#### Task inputs ####

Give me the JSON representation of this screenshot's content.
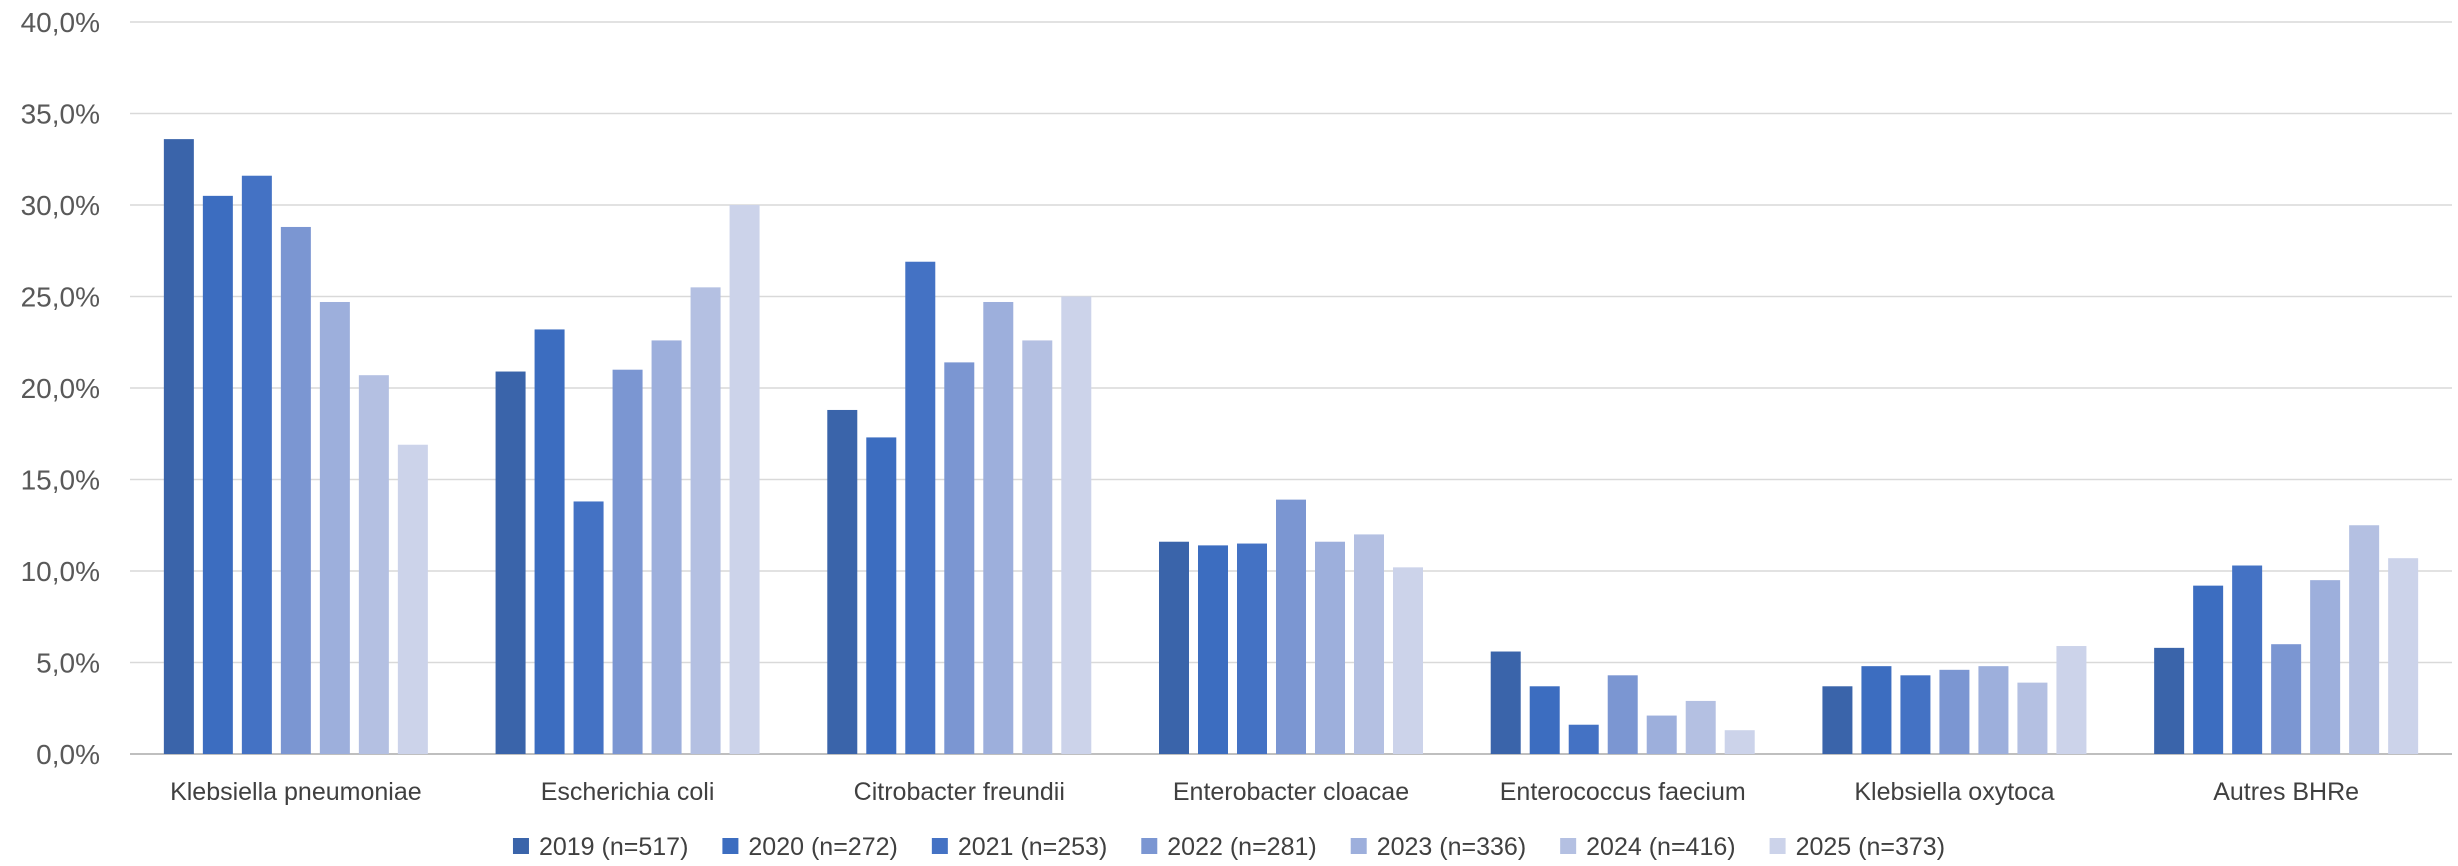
{
  "chart_data": {
    "type": "bar",
    "title": "",
    "xlabel": "",
    "ylabel": "",
    "ylim": [
      0,
      40
    ],
    "y_ticks": [
      "0,0%",
      "5,0%",
      "10,0%",
      "15,0%",
      "20,0%",
      "25,0%",
      "30,0%",
      "35,0%",
      "40,0%"
    ],
    "y_tick_values": [
      0,
      5,
      10,
      15,
      20,
      25,
      30,
      35,
      40
    ],
    "grid": "horizontal",
    "legend_position": "bottom",
    "categories": [
      "Klebsiella pneumoniae",
      "Escherichia coli",
      "Citrobacter freundii",
      "Enterobacter cloacae",
      "Enterococcus faecium",
      "Klebsiella oxytoca",
      "Autres BHRe"
    ],
    "series": [
      {
        "name": "2019 (n=517)",
        "color": "#3A64AA",
        "values": [
          33.6,
          20.9,
          18.8,
          11.6,
          5.6,
          3.7,
          5.8
        ]
      },
      {
        "name": "2020 (n=272)",
        "color": "#3C6DC0",
        "values": [
          30.5,
          23.2,
          17.3,
          11.4,
          3.7,
          4.8,
          9.2
        ]
      },
      {
        "name": "2021 (n=253)",
        "color": "#4472C4",
        "values": [
          31.6,
          13.8,
          26.9,
          11.5,
          1.6,
          4.3,
          10.3
        ]
      },
      {
        "name": "2022 (n=281)",
        "color": "#7B96D2",
        "values": [
          28.8,
          21.0,
          21.4,
          13.9,
          4.3,
          4.6,
          6.0
        ]
      },
      {
        "name": "2023 (n=336)",
        "color": "#9DAFDC",
        "values": [
          24.7,
          22.6,
          24.7,
          11.6,
          2.1,
          4.8,
          9.5
        ]
      },
      {
        "name": "2024 (n=416)",
        "color": "#B4C0E2",
        "values": [
          20.7,
          25.5,
          22.6,
          12.0,
          2.9,
          3.9,
          12.5
        ]
      },
      {
        "name": "2025 (n=373)",
        "color": "#CCD3EA",
        "values": [
          16.9,
          30.0,
          25.0,
          10.2,
          1.3,
          5.9,
          10.7
        ]
      }
    ]
  }
}
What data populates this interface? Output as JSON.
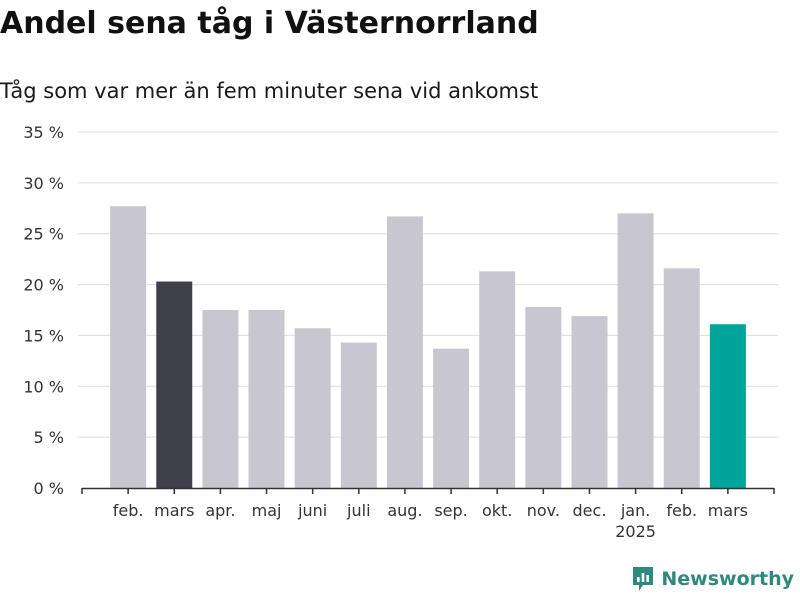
{
  "title": "Andel sena tåg i Västernorrland",
  "subtitle": "Tåg som var mer än fem minuter sena vid ankomst",
  "logo_text": "Newsworthy",
  "colors": {
    "bar": "#c8c7d0",
    "highlight_previous": "#403f4c",
    "highlight_current": "#00a49a",
    "grid": "#dddddd",
    "axis": "#333333"
  },
  "chart_data": {
    "type": "bar",
    "categories": [
      "feb.",
      "mars",
      "apr.",
      "maj",
      "juni",
      "juli",
      "aug.",
      "sep.",
      "okt.",
      "nov.",
      "dec.",
      "jan.",
      "feb.",
      "mars"
    ],
    "year_labels": [
      "",
      "",
      "",
      "",
      "",
      "",
      "",
      "",
      "",
      "",
      "",
      "2025",
      "",
      ""
    ],
    "values": [
      27.7,
      20.3,
      17.5,
      17.5,
      15.7,
      14.3,
      26.7,
      13.7,
      21.3,
      17.8,
      16.9,
      27.0,
      21.6,
      16.1
    ],
    "highlight": [
      "",
      "previous",
      "",
      "",
      "",
      "",
      "",
      "",
      "",
      "",
      "",
      "",
      "",
      "current"
    ],
    "y_ticks": [
      "0 %",
      "5 %",
      "10 %",
      "15 %",
      "20 %",
      "25 %",
      "30 %",
      "35 %"
    ],
    "ylim": [
      0,
      35
    ],
    "grid": true
  }
}
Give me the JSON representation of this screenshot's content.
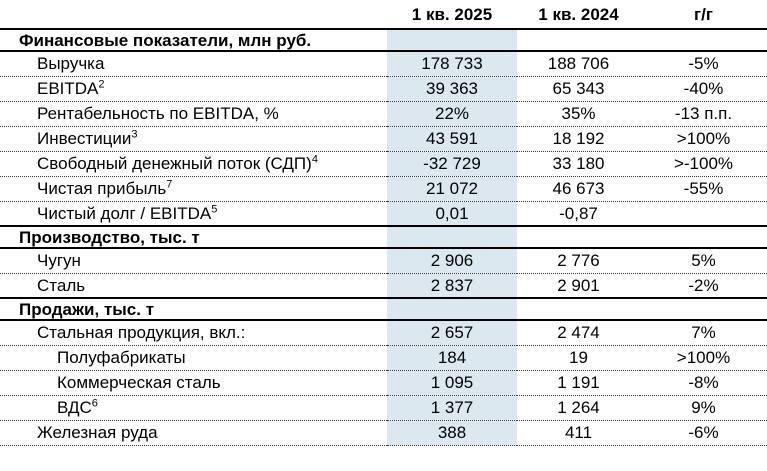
{
  "colors": {
    "highlight": "#DCE8F0",
    "line": "#000000",
    "text": "#000000"
  },
  "columns": {
    "metric": "",
    "q1_2025": "1 кв. 2025",
    "q1_2024": "1 кв. 2024",
    "yoy": "г/г"
  },
  "sections": [
    {
      "title": "Финансовые показатели, млн руб.",
      "rows": [
        {
          "label": "Выручка",
          "sup": "",
          "indent": 1,
          "q1_2025": "178 733",
          "q1_2024": "188 706",
          "yoy": "-5%"
        },
        {
          "label": "EBITDA",
          "sup": "2",
          "indent": 1,
          "q1_2025": "39 363",
          "q1_2024": "65 343",
          "yoy": "-40%"
        },
        {
          "label": "Рентабельность по EBITDA, %",
          "sup": "",
          "indent": 1,
          "q1_2025": "22%",
          "q1_2024": "35%",
          "yoy": "-13 п.п."
        },
        {
          "label": "Инвестиции",
          "sup": "3",
          "indent": 1,
          "q1_2025": "43 591",
          "q1_2024": "18 192",
          "yoy": ">100%"
        },
        {
          "label": "Свободный денежный поток (СДП)",
          "sup": "4",
          "indent": 1,
          "q1_2025": "-32 729",
          "q1_2024": "33 180",
          "yoy": ">-100%"
        },
        {
          "label": "Чистая прибыль",
          "sup": "7",
          "indent": 1,
          "q1_2025": "21 072",
          "q1_2024": "46 673",
          "yoy": "-55%"
        },
        {
          "label": "Чистый долг / EBITDA",
          "sup": "5",
          "indent": 1,
          "q1_2025": "0,01",
          "q1_2024": "-0,87",
          "yoy": ""
        }
      ]
    },
    {
      "title": "Производство, тыс. т",
      "rows": [
        {
          "label": "Чугун",
          "sup": "",
          "indent": 1,
          "q1_2025": "2 906",
          "q1_2024": "2 776",
          "yoy": "5%"
        },
        {
          "label": "Сталь",
          "sup": "",
          "indent": 1,
          "q1_2025": "2 837",
          "q1_2024": "2 901",
          "yoy": "-2%"
        }
      ]
    },
    {
      "title": "Продажи, тыс. т",
      "rows": [
        {
          "label": "Стальная продукция, вкл.:",
          "sup": "",
          "indent": 1,
          "q1_2025": "2 657",
          "q1_2024": "2 474",
          "yoy": "7%"
        },
        {
          "label": "Полуфабрикаты",
          "sup": "",
          "indent": 2,
          "q1_2025": "184",
          "q1_2024": "19",
          "yoy": ">100%"
        },
        {
          "label": "Коммерческая сталь",
          "sup": "",
          "indent": 2,
          "q1_2025": "1 095",
          "q1_2024": "1 191",
          "yoy": "-8%"
        },
        {
          "label": "ВДС",
          "sup": "6",
          "indent": 2,
          "q1_2025": "1 377",
          "q1_2024": "1 264",
          "yoy": "9%"
        },
        {
          "label": "Железная руда",
          "sup": "",
          "indent": 1,
          "q1_2025": "388",
          "q1_2024": "411",
          "yoy": "-6%"
        }
      ]
    }
  ]
}
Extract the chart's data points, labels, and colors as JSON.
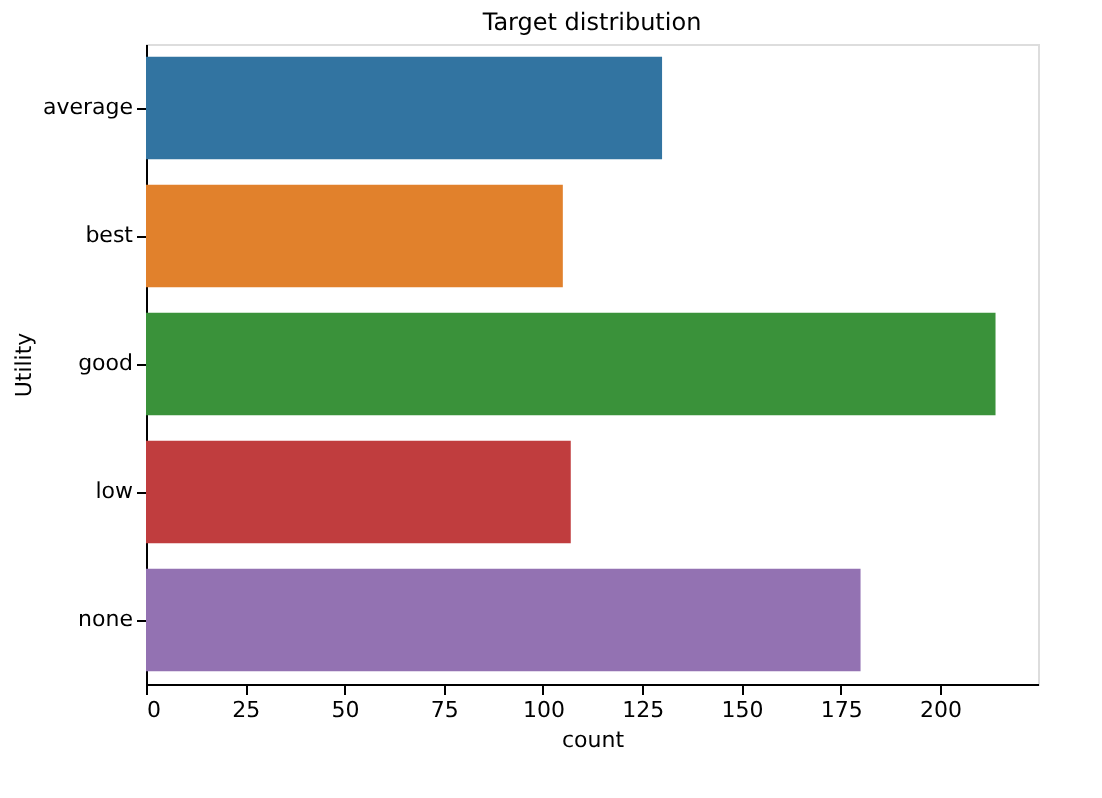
{
  "chart_data": {
    "type": "bar",
    "orientation": "horizontal",
    "title": "Target distribution",
    "xlabel": "count",
    "ylabel": "Utility",
    "categories": [
      "average",
      "best",
      "good",
      "low",
      "none"
    ],
    "values": [
      130,
      105,
      214,
      107,
      180
    ],
    "colors": [
      "#3274a1",
      "#e1812c",
      "#3a923a",
      "#c03d3e",
      "#9372b2"
    ],
    "xlim": [
      0,
      224.7
    ],
    "xticks": [
      0,
      25,
      50,
      75,
      100,
      125,
      150,
      175,
      200
    ],
    "grid": false,
    "legend": false
  }
}
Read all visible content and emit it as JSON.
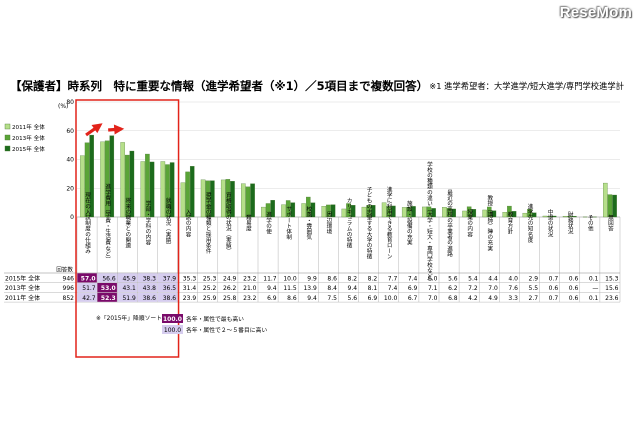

####

(Given request) Pick out every line with the string "name" and copy it.

(The completed task)
        "name": "2019 (n=517)",
        "name": "2020 (n=272)",
        "name": "2021 (n=253)",
        "name": "2022 (n=281)",
        "name": "2023 (n=336)",
        "name": "2024 (n=416)",
        "name": "2025 (n=373)",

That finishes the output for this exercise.